+++ Document section +++

Victims of alleged sexual and emotional abuse at the hands of priests and educators at the Instituto Antonio Próvolo in Mendoza may finally find justice Monday.
After nearly three months of gruelling closed-door testimony, plaintiff lawyers from the Mendoza-based human rights organisation Xumek asked Tuesday for the maximum sentence possible under Argentina’s current penal code for those in the dock.
If judges agree, that could see sentences of 50 years in jail for 61-year-old Argentine Horacio Corbacho, and up to 15 years for Nicola Corradi, an 83-year-old Italian priest who ran the institute, and the site’s former gardener Armando Gómez, 50.
Collectively, they are accused of rape, sexual abuse, the corruption of children and mistreatment at a Catholic school for deaf children.
In total, the priests face a total of 28 charges. Victims total around 20 minors.
A fourth person was charged, 57-year-old administrator Jorge Bordón. He agreed to a plea deal just over a year ago, trading an acknowledgment he’d participated in at least 11 acts of abuse for a shorter trial and a 10-year sentence.
Though trials started in August, the wait for victims and their families has been much longer. The first victims came forward in 2016, leading to the prompt arrest of Corradi, but according to Sergio Salinas, one of the plaintiff’s attorneys, the abuse dates back at least to the previous decade.

+++

Problem to work on: Update the article about the Próvolo abuse trial between "After nearly three" and "for deaf children.", inclusive, by swapping "in the dock" for "on trial". The rows have nothing to do with the article about the Próvolo abuse trial.

+++ Supplied entries +++

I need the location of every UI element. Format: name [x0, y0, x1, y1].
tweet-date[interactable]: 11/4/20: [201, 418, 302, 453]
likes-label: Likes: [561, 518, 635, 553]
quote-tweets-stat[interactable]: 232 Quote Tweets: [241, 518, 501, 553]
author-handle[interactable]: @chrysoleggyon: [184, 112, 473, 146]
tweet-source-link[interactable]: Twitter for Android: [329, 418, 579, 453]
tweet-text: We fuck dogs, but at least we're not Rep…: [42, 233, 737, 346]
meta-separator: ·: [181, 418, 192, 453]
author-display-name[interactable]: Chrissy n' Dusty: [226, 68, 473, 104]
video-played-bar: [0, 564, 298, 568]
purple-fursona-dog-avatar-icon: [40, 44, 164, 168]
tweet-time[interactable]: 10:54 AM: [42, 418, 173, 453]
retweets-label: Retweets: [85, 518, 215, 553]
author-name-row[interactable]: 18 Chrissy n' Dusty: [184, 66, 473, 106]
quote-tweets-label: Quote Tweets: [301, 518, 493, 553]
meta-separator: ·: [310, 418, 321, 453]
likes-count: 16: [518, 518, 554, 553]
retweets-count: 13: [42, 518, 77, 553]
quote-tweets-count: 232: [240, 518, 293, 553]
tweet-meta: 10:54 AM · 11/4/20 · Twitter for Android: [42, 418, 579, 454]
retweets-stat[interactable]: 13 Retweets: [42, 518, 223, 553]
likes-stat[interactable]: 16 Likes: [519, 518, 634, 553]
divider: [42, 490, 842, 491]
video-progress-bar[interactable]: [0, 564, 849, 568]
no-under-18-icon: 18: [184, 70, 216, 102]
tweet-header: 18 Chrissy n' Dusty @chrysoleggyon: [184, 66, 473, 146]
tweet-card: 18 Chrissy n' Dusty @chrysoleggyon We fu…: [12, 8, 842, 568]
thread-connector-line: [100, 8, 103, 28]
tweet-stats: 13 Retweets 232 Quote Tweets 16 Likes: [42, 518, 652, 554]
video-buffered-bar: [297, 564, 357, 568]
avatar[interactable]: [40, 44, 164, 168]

+++

Finished answer:
After nearly three months of gruelling closed-door testimony, plaintiff lawyers from the Mendoza-based human rights organisation Xumek asked Tuesday for the maximum sentence possible under Argentina’s current penal code for those on trial.
If judges agree, that could see sentences of 50 years in jail for 61-year-old Argentine Horacio Corbacho, and up to 15 years for Nicola Corradi, an 83-year-old Italian priest who ran the institute, and the site’s former gardener Armando Gómez, 50.
Collectively, they are accused of rape, sexual abuse, the corruption of children and mistreatment at a Catholic school for deaf children.